- [Job] Count how many lines contain the word "service". Respond with the number alone.

** START Provided data **

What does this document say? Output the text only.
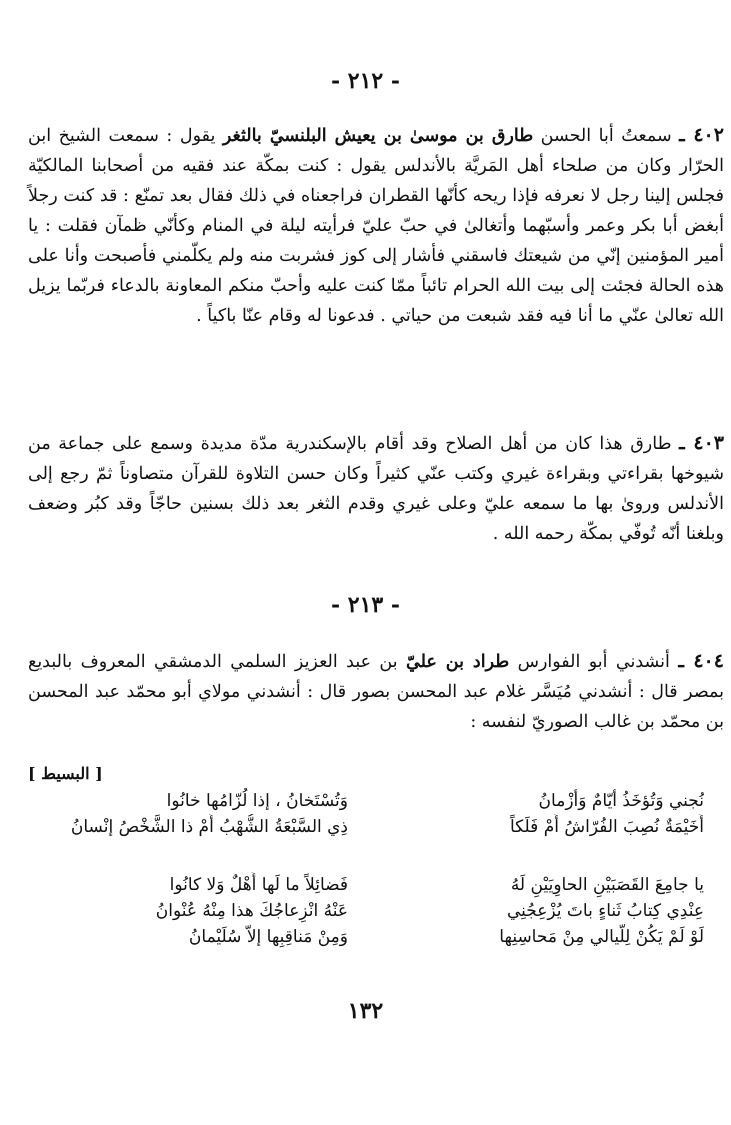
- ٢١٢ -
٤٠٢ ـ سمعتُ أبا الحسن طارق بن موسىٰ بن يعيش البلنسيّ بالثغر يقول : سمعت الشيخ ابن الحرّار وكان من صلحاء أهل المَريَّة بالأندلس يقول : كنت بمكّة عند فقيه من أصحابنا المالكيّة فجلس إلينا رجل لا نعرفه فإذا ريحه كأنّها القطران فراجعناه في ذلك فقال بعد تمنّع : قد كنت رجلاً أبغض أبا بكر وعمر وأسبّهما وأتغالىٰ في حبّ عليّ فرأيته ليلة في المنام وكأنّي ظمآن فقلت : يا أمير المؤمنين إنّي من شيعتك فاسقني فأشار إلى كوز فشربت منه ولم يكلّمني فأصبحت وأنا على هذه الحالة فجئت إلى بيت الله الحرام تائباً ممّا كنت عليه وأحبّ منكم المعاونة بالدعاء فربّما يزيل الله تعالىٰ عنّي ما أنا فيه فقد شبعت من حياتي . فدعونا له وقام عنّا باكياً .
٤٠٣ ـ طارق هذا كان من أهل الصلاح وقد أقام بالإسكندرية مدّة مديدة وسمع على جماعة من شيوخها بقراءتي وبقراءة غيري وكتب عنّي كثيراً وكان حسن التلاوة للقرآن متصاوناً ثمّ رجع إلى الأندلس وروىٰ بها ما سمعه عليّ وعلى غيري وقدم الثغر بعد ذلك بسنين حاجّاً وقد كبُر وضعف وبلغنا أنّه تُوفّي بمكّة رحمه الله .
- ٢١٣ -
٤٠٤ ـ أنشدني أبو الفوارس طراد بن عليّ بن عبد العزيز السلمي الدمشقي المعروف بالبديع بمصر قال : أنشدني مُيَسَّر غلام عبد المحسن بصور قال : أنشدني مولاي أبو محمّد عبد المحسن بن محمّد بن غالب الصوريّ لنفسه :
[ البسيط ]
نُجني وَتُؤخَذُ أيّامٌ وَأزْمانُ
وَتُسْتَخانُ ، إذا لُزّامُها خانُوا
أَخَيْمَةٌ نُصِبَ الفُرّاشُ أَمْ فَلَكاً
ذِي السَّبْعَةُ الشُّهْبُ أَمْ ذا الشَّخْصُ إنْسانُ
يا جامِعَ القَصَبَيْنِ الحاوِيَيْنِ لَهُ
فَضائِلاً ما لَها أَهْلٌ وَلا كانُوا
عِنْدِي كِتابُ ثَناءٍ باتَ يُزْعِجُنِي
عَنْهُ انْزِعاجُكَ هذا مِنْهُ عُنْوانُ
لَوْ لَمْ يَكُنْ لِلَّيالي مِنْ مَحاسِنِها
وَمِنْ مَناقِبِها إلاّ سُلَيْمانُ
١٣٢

** END Provided data **
** START Provided data **

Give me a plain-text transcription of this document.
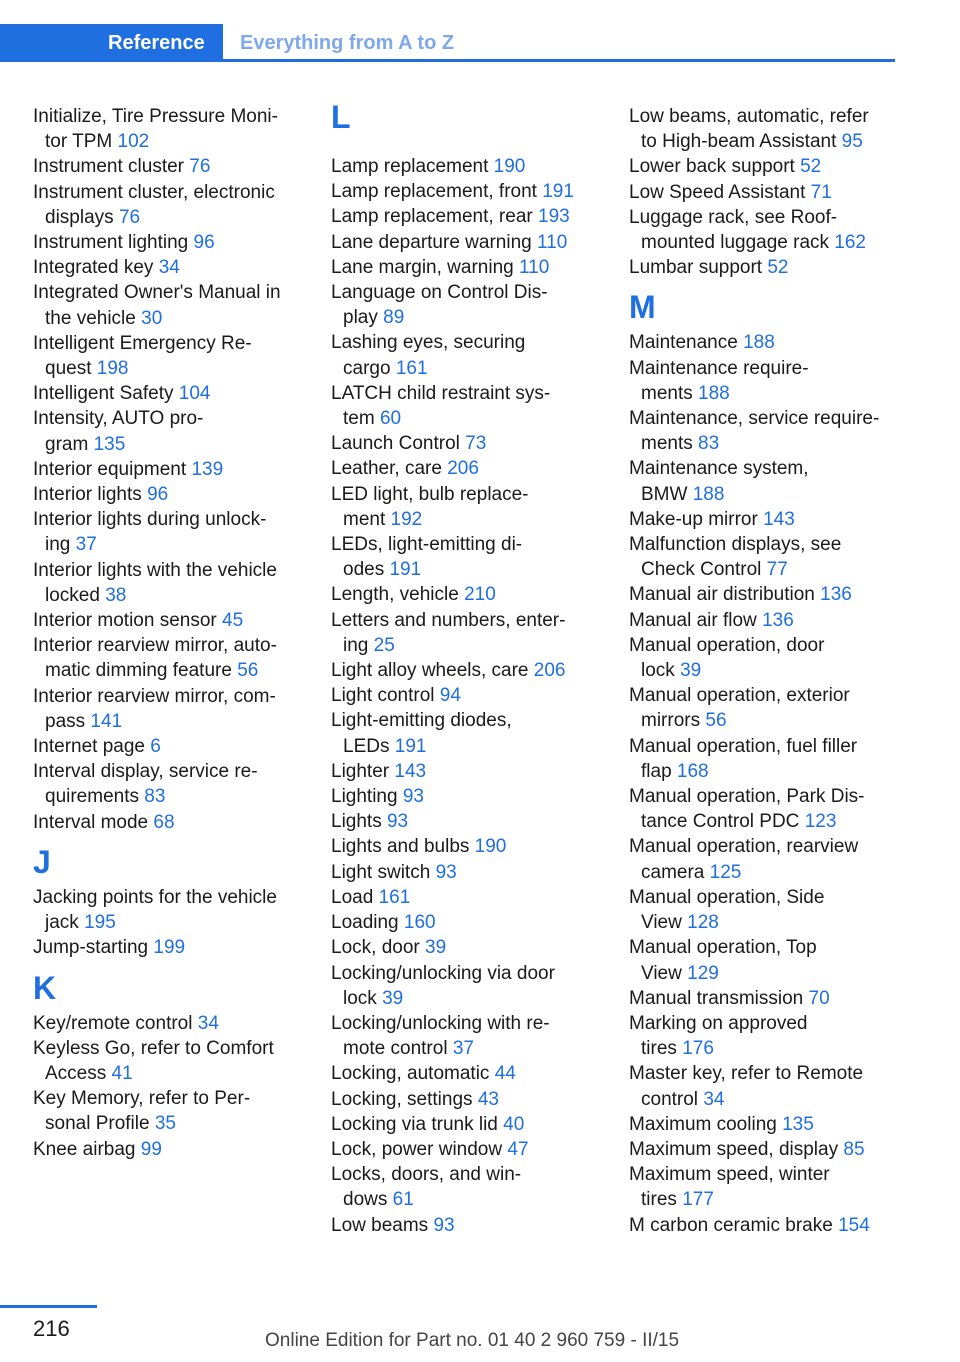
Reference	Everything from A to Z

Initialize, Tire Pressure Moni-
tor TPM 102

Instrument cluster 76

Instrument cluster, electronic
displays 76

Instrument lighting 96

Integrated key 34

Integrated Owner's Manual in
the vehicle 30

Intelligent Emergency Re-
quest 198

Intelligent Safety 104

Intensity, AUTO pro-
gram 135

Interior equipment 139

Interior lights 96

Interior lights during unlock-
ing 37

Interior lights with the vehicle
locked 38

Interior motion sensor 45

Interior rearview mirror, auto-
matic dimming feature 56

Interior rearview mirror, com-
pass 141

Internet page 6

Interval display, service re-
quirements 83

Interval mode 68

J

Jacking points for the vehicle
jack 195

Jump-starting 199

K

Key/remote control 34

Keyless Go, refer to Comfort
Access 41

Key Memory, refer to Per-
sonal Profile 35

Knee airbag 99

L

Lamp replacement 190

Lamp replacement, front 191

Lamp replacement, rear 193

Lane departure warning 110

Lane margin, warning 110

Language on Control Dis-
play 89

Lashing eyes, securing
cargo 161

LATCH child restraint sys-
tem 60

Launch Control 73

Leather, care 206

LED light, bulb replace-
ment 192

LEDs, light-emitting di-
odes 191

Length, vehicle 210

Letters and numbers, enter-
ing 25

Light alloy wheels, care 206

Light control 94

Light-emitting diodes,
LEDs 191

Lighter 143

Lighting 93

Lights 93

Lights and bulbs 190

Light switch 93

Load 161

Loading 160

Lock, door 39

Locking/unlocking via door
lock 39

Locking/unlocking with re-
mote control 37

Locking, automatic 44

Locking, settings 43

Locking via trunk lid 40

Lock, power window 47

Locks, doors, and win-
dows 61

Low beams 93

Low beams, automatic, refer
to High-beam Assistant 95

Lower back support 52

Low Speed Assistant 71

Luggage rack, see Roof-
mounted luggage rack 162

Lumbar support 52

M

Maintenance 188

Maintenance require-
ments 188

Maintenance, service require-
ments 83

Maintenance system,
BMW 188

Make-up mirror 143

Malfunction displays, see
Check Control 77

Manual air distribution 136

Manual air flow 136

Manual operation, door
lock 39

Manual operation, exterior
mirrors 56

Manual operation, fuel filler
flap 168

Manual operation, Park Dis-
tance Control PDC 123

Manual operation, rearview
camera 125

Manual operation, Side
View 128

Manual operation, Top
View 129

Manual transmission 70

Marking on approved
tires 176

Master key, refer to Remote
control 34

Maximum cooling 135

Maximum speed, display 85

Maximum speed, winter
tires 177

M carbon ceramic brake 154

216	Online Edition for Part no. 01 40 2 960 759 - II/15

** END Provided data **

- [Correct response] 2